Filter the records for lines holding the string "title".

Stored records
- - - - - - -
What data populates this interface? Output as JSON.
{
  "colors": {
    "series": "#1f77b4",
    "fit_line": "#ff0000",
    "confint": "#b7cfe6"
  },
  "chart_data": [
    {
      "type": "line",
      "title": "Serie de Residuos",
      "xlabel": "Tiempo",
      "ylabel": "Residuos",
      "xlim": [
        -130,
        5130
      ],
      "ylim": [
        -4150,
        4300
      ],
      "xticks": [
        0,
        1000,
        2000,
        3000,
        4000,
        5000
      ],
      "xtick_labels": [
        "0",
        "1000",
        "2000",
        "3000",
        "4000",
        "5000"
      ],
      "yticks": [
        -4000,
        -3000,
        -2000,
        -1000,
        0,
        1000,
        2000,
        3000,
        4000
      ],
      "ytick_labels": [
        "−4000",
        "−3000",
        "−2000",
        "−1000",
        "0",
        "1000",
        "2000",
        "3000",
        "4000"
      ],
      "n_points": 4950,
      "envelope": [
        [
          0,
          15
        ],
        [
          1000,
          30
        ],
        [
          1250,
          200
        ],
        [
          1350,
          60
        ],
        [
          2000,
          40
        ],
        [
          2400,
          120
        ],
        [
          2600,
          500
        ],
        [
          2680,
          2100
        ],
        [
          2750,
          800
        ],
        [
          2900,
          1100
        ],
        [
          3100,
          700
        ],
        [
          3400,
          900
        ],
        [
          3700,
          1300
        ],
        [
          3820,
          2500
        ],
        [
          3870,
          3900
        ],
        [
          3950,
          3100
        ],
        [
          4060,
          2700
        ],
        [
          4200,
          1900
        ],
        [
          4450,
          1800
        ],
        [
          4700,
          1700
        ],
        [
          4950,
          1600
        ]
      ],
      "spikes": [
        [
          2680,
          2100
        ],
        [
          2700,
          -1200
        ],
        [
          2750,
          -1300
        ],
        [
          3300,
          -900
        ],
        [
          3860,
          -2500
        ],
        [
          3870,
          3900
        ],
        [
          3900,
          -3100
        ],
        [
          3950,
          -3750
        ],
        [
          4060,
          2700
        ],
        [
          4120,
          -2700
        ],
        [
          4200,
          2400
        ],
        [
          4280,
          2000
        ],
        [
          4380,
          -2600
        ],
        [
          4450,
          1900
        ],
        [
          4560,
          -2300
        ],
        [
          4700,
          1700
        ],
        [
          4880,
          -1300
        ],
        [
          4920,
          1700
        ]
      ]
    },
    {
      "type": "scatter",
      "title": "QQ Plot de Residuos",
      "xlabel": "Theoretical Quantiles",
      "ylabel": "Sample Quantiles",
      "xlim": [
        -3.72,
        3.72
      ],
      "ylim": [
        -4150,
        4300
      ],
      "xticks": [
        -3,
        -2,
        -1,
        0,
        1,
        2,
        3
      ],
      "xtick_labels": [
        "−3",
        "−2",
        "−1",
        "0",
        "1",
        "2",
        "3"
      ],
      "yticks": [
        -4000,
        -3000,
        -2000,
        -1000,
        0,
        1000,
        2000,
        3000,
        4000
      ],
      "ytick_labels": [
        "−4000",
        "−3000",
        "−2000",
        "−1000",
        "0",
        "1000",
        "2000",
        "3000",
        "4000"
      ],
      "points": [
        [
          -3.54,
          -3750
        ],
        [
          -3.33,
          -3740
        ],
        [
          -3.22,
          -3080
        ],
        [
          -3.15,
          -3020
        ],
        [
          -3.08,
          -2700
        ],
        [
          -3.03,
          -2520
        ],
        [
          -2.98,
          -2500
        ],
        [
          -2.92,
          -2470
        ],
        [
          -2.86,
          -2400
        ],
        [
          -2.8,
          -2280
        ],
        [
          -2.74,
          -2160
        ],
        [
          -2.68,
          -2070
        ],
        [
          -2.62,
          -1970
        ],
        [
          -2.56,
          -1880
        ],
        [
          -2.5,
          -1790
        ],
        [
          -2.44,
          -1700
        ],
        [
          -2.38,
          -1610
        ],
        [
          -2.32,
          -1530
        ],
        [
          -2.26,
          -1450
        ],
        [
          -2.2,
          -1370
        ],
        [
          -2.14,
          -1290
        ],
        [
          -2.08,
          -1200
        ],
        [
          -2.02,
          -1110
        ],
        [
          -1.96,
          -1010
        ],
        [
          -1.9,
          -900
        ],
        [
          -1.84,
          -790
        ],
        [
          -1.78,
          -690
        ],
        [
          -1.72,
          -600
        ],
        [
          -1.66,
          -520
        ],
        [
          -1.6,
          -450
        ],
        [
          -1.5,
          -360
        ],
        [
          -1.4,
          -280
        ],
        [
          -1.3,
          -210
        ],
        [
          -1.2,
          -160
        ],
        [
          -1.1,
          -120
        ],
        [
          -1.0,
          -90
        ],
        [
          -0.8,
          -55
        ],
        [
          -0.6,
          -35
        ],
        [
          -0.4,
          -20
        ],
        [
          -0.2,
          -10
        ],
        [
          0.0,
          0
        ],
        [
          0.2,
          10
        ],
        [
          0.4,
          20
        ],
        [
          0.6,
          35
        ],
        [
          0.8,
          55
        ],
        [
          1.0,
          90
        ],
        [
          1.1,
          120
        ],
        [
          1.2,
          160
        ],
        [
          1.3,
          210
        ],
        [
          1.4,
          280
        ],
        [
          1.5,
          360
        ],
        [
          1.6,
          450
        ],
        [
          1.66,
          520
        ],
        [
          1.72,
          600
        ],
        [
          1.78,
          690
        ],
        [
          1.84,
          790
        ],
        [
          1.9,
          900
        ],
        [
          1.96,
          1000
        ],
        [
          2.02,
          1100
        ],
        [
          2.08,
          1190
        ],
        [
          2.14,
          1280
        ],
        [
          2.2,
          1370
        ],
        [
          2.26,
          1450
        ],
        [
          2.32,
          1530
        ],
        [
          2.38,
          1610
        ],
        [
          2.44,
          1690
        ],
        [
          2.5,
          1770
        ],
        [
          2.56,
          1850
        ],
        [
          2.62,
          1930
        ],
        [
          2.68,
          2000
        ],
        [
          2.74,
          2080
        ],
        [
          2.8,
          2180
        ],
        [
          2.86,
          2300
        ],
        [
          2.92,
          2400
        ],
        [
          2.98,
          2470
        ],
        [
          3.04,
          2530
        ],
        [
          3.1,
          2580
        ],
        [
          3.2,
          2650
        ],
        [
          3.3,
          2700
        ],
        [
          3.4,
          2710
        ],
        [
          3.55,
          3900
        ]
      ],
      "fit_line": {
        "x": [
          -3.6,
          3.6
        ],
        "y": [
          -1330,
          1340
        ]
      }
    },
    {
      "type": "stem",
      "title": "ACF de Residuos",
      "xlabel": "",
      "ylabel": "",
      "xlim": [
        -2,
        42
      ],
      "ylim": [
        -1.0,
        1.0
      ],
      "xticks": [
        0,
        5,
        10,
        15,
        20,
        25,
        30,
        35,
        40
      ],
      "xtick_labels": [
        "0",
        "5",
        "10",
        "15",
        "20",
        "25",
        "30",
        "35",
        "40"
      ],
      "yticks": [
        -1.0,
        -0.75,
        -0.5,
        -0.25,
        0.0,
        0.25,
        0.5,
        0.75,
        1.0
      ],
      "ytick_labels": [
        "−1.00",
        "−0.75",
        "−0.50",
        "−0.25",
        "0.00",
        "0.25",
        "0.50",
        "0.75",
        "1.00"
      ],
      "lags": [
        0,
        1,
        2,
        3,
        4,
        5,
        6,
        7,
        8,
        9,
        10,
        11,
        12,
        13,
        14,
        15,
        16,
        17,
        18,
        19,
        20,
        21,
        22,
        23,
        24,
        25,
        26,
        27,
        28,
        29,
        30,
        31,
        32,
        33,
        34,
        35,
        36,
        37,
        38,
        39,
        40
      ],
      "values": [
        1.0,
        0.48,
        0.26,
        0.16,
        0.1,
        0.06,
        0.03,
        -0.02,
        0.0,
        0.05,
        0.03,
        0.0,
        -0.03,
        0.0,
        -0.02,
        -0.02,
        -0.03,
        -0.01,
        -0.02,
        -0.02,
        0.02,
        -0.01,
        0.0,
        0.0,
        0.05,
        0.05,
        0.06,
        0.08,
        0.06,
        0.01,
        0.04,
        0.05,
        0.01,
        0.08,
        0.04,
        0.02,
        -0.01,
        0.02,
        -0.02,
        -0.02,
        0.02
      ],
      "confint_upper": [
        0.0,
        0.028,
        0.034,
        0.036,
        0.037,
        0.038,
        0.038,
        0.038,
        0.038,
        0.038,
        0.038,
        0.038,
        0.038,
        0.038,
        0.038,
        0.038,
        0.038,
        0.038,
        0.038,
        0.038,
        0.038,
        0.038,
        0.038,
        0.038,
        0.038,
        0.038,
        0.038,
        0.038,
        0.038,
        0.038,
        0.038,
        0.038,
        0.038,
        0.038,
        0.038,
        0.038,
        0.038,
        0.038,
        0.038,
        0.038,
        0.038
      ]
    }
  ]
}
- - - - - - -
Exercise result
      "title": "Serie de Residuos",
      "title": "QQ Plot de Residuos",
      "title": "ACF de Residuos",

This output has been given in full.